======== Excerto citado
Internacional

Médicos especialistas em fertilidade utilizaram o seu próprio esperma em centenas de mulheres. Escândalo também chega à Europa

Especialistas consideram que, nos anos 1970 e 1980, muitos médicos utilizaram o seu próprio esperma por acreditarem que as mulheres tinham mais hipóteses de engravidar se a amostra fosse recente, e também porque nem sempre tinham amostras disponíveis no momento em que as pessoas se dirigiam aos seus consultórios

IVAN COURONNE/Getty

Quando se reformou, em 2009, Donald Cline, um especialista em fertilidade em Indianapolis, tinha inserido o seu próprio esperma em mais de 30 mulheres que procuraram os seus serviços para engravidar. Jan Karbaat, médico numa clínica perto de Roterdão, na Holanda, tinha 56 filhos quando morreu, em abril de 2017, também por ter depositado o seu próprio ADN nas mulheres que se dirigiam ao seu consultório.

São apenas dois exemplos de um escândalo que galga fronteiras e do qual uma extensa reportagem do “New York Times” dá conta esta quinta-feira.
================
> **Teste de compreensão**:
(a) Reescreva o trecho do excerto sobre médicos de fertilidade que começa nas palavras "Médicos especialistas em" e termina em "ao seu consultório.", substituindo "esperma" por "sémen".
(b) Pode retomar o excerto sobre médicos de fertilidade a partir da última frase apresentada e continuá-lo?
A listagem não tem qualquer relação com o excerto sobre médicos de fertilidade.
======== Dados do exercício
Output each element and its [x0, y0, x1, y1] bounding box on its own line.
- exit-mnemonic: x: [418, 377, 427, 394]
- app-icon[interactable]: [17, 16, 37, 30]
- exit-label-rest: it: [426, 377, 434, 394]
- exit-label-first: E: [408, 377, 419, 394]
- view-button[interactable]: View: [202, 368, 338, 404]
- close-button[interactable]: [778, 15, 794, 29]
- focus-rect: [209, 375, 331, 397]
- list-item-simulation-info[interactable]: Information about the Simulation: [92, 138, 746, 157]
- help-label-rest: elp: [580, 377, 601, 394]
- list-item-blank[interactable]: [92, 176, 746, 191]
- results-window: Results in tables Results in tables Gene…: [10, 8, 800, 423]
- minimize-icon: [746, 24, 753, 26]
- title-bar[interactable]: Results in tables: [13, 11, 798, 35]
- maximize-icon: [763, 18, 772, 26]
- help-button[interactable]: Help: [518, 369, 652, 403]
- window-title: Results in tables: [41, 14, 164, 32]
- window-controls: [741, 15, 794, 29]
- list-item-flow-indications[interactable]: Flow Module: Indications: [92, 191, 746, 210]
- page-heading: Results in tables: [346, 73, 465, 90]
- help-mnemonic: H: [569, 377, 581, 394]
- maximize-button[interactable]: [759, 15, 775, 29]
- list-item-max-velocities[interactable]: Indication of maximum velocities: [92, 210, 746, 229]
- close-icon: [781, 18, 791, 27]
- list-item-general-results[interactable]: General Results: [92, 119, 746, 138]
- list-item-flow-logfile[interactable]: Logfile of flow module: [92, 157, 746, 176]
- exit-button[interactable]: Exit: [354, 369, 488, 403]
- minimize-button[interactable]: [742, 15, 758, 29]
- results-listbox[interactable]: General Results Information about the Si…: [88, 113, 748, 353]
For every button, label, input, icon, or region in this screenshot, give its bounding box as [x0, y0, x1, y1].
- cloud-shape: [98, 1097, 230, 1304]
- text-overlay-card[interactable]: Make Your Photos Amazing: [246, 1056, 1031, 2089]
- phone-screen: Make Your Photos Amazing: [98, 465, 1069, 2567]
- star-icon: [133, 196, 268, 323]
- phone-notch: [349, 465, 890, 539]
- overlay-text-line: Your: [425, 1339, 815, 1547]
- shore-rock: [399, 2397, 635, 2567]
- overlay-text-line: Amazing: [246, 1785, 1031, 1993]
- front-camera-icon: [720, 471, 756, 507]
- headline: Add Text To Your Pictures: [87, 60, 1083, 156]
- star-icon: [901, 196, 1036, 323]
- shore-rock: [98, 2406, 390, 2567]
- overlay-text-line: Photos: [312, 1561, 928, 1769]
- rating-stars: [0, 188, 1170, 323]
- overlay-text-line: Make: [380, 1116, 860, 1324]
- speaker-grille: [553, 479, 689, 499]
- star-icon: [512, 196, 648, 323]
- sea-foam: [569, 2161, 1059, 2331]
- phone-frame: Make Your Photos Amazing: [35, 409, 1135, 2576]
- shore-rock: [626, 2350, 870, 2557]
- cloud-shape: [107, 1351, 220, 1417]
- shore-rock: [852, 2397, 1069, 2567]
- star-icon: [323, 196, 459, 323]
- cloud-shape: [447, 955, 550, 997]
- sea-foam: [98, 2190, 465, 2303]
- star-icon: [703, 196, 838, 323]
================
> **Respostas esperadas**:
(a)
Médicos especialistas em fertilidade utilizaram o seu próprio sémen em centenas de mulheres. Escândalo também chega à Europa

Especialistas consideram que, nos anos 1970 e 1980, muitos médicos utilizaram o seu próprio sémen por acreditarem que as mulheres tinham mais hipóteses de engravidar se a amostra fosse recente, e também porque nem sempre tinham amostras disponíveis no momento em que as pessoas se dirigiam aos seus consultórios

IVAN COURONNE/Getty

Quando se reformou, em 2009, Donald Cline, um especialista em fertilidade em Indianapolis, tinha inserido o seu próprio sémen em mais de 30 mulheres que procuraram os seus serviços para engravidar. Jan Karbaat, médico numa clínica perto de Roterdão, na Holanda, tinha 56 filhos quando morreu, em abril de 2017, também por ter depositado o seu próprio ADN nas mulheres que se dirigiam ao seu consultório.

(b)
O artigo começa com uma mulher de 32 anos, Eve Wiley, que aos 16 anos descobriu ser fruto de uma inseminação artificial. Um teste de ADN depois e já sabia quem era o seu pai: Kim McMorries, o médico que ajudou a mãe a engravidar, em 1987, que na altura disse à mãe de Eve que o dador era da Califórnia. Recentemente, este médico escreveu-lhe explicando que tinha misturado o seu esperma para aumentar as possibilidades de fertilização. Antes de conhecidas as vantagens da criopreservação, pensava-se que quanto mais fresca a amostra, mais saudáveis as células e mais provável a gravidez.

Com a explosão da indústria dos testes de ADN “ao domicílio”, entre 2017 e 2018 dezenas de milhares de norte-americanos pagaram para analisar as suas raízes genéticas. Só que além de ficarem a saber se tinham antepassados aztecas ou africanos, muitos ficaram também a saber quem são os seus pais biológicos, deixando assim a descoberto esta prática, mais comum nos anos 1970 e 1980, mantida por alguns médicos especialistas em fertilidade, de engravidarem pacientes com o seu próprio esperma.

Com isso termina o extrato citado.